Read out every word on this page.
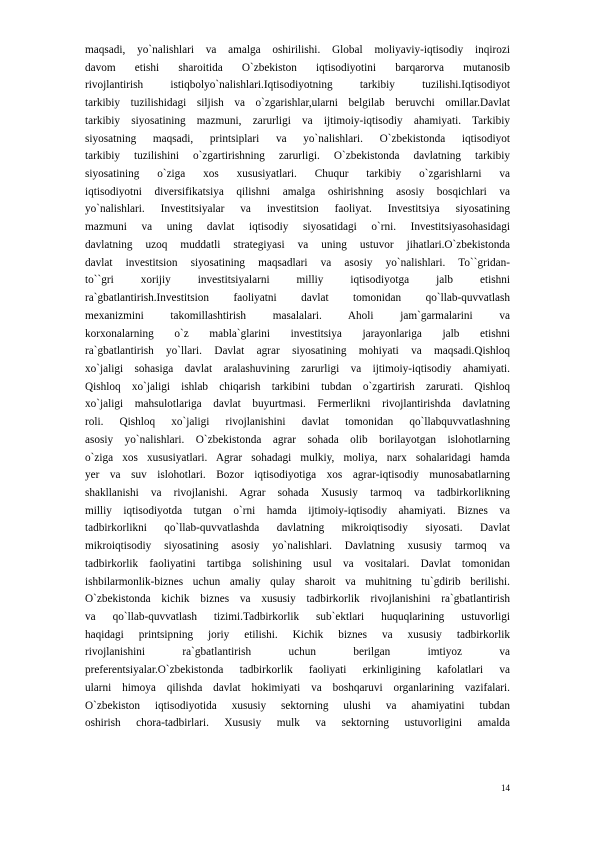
maqsadi, yo`nalishlari va amalga oshirilishi. Global moliyaviy-iqtisodiy inqirozi
davom etishi sharoitida O`zbekiston iqtisodiyotini barqarorva mutanosib
rivojlantirish istiqbolyo`nalishlari.Iqtisodiyotning tarkibiy tuzilishi.Iqtisodiyot
tarkibiy tuzilishidagi siljish va o`zgarishlar,ularni belgilab beruvchi omillar.Davlat
tarkibiy siyosatining mazmuni, zarurligi va ijtimoiy-iqtisodiy ahamiyati. Tarkibiy
siyosatning maqsadi, printsiplari va yo`nalishlari. O`zbekistonda iqtisodiyot
tarkibiy tuzilishini o`zgartirishning zarurligi. O`zbekistonda davlatning tarkibiy
siyosatining o`ziga xos xususiyatlari. Chuqur tarkibiy o`zgarishlarni va
iqtisodiyotni diversifikatsiya qilishni amalga oshirishning asosiy bosqichlari va
yo`nalishlari. Investitsiyalar va investitsion faoliyat. Investitsiya siyosatining
mazmuni va uning davlat iqtisodiy siyosatidagi o`rni. Investitsiyasohasidagi
davlatning uzoq muddatli strategiyasi va uning ustuvor jihatlari.O`zbekistonda
davlat investitsion siyosatining maqsadlari va asosiy yo`nalishlari. To``gridan-
to``gri xorijiy investitsiyalarni milliy iqtisodiyotga jalb etishni
ra`gbatlantirish.Investitsion faoliyatni davlat tomonidan qo`llab-quvvatlash
mexanizmini takomillashtirish masalalari. Aholi jam`garmalarini va
korxonalarning o`z mabla`glarini investitsiya jarayonlariga jalb etishni
ra`gbatlantirish yo`llari. Davlat agrar siyosatining mohiyati va maqsadi.Qishloq
xo`jaligi sohasiga davlat aralashuvining zarurligi va ijtimoiy-iqtisodiy ahamiyati.
Qishloq xo`jaligi ishlab chiqarish tarkibini tubdan o`zgartirish zarurati. Qishloq
xo`jaligi mahsulotlariga davlat buyurtmasi. Fermerlikni rivojlantirishda davlatning
roli. Qishloq xo`jaligi rivojlanishini davlat tomonidan qo`llabquvvatlashning
asosiy yo`nalishlari. O`zbekistonda agrar sohada olib borilayotgan islohotlarning
o`ziga xos xususiyatlari. Agrar sohadagi mulkiy, moliya, narx sohalaridagi hamda
yer va suv islohotlari. Bozor iqtisodiyotiga xos agrar-iqtisodiy munosabatlarning
shakllanishi va rivojlanishi. Agrar sohada Xususiy tarmoq va tadbirkorlikning
milliy iqtisodiyotda tutgan o`rni hamda ijtimoiy-iqtisodiy ahamiyati. Biznes va
tadbirkorlikni qo`llab-quvvatlashda davlatning mikroiqtisodiy siyosati. Davlat
mikroiqtisodiy siyosatining asosiy yo`nalishlari. Davlatning xususiy tarmoq va
tadbirkorlik faoliyatini tartibga solishining usul va vositalari. Davlat tomonidan
ishbilarmonlik-biznes uchun amaliy qulay sharoit va muhitning tu`gdirib berilishi.
O`zbekistonda kichik biznes va xususiy tadbirkorlik rivojlanishini ra`gbatlantirish
va qo`llab-quvvatlash tizimi.Tadbirkorlik sub`ektlari huquqlarining ustuvorligi
haqidagi printsipning joriy etilishi. Kichik biznes va xususiy tadbirkorlik
rivojlanishini ra`gbatlantirish uchun berilgan imtiyoz va
preferentsiyalar.O`zbekistonda tadbirkorlik faoliyati erkinligining kafolatlari va
ularni himoya qilishda davlat hokimiyati va boshqaruvi organlarining vazifalari.
O`zbekiston iqtisodiyotida xususiy sektorning ulushi va ahamiyatini tubdan
oshirish chora-tadbirlari. Xususiy mulk va sektorning ustuvorligini amalda
14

- Requirement -
Restate the entire listing word for word, excluding pictures.

- Solution to this exercise -
Read out every word on this page.
maqsadi, yo`nalishlari va amalga oshirilishi. Global moliyaviy-iqtisodiy inqirozi
davom etishi sharoitida O`zbekiston iqtisodiyotini barqarorva mutanosib
rivojlantirish istiqbolyo`nalishlari.Iqtisodiyotning tarkibiy tuzilishi.Iqtisodiyot
tarkibiy tuzilishidagi siljish va o`zgarishlar,ularni belgilab beruvchi omillar.Davlat
tarkibiy siyosatining mazmuni, zarurligi va ijtimoiy-iqtisodiy ahamiyati. Tarkibiy
siyosatning maqsadi, printsiplari va yo`nalishlari. O`zbekistonda iqtisodiyot
tarkibiy tuzilishini o`zgartirishning zarurligi. O`zbekistonda davlatning tarkibiy
siyosatining o`ziga xos xususiyatlari. Chuqur tarkibiy o`zgarishlarni va
iqtisodiyotni diversifikatsiya qilishni amalga oshirishning asosiy bosqichlari va
yo`nalishlari. Investitsiyalar va investitsion faoliyat. Investitsiya siyosatining
mazmuni va uning davlat iqtisodiy siyosatidagi o`rni. Investitsiyasohasidagi
davlatning uzoq muddatli strategiyasi va uning ustuvor jihatlari.O`zbekistonda
davlat investitsion siyosatining maqsadlari va asosiy yo`nalishlari. To``gridan-
to``gri xorijiy investitsiyalarni milliy iqtisodiyotga jalb etishni
ra`gbatlantirish.Investitsion faoliyatni davlat tomonidan qo`llab-quvvatlash
mexanizmini takomillashtirish masalalari. Aholi jam`garmalarini va
korxonalarning o`z mabla`glarini investitsiya jarayonlariga jalb etishni
ra`gbatlantirish yo`llari. Davlat agrar siyosatining mohiyati va maqsadi.Qishloq
xo`jaligi sohasiga davlat aralashuvining zarurligi va ijtimoiy-iqtisodiy ahamiyati.
Qishloq xo`jaligi ishlab chiqarish tarkibini tubdan o`zgartirish zarurati. Qishloq
xo`jaligi mahsulotlariga davlat buyurtmasi. Fermerlikni rivojlantirishda davlatning
roli. Qishloq xo`jaligi rivojlanishini davlat tomonidan qo`llabquvvatlashning
asosiy yo`nalishlari. O`zbekistonda agrar sohada olib borilayotgan islohotlarning
o`ziga xos xususiyatlari. Agrar sohadagi mulkiy, moliya, narx sohalaridagi hamda
yer va suv islohotlari. Bozor iqtisodiyotiga xos agrar-iqtisodiy munosabatlarning
shakllanishi va rivojlanishi. Agrar sohada Xususiy tarmoq va tadbirkorlikning
milliy iqtisodiyotda tutgan o`rni hamda ijtimoiy-iqtisodiy ahamiyati. Biznes va
tadbirkorlikni qo`llab-quvvatlashda davlatning mikroiqtisodiy siyosati. Davlat
mikroiqtisodiy siyosatining asosiy yo`nalishlari. Davlatning xususiy tarmoq va
tadbirkorlik faoliyatini tartibga solishining usul va vositalari. Davlat tomonidan
ishbilarmonlik-biznes uchun amaliy qulay sharoit va muhitning tu`gdirib berilishi.
O`zbekistonda kichik biznes va xususiy tadbirkorlik rivojlanishini ra`gbatlantirish
va qo`llab-quvvatlash tizimi.Tadbirkorlik sub`ektlari huquqlarining ustuvorligi
haqidagi printsipning joriy etilishi. Kichik biznes va xususiy tadbirkorlik
rivojlanishini ra`gbatlantirish uchun berilgan imtiyoz va
preferentsiyalar.O`zbekistonda tadbirkorlik faoliyati erkinligining kafolatlari va
ularni himoya qilishda davlat hokimiyati va boshqaruvi organlarining vazifalari.
O`zbekiston iqtisodiyotida xususiy sektorning ulushi va ahamiyatini tubdan
oshirish chora-tadbirlari. Xususiy mulk va sektorning ustuvorligini amalda
14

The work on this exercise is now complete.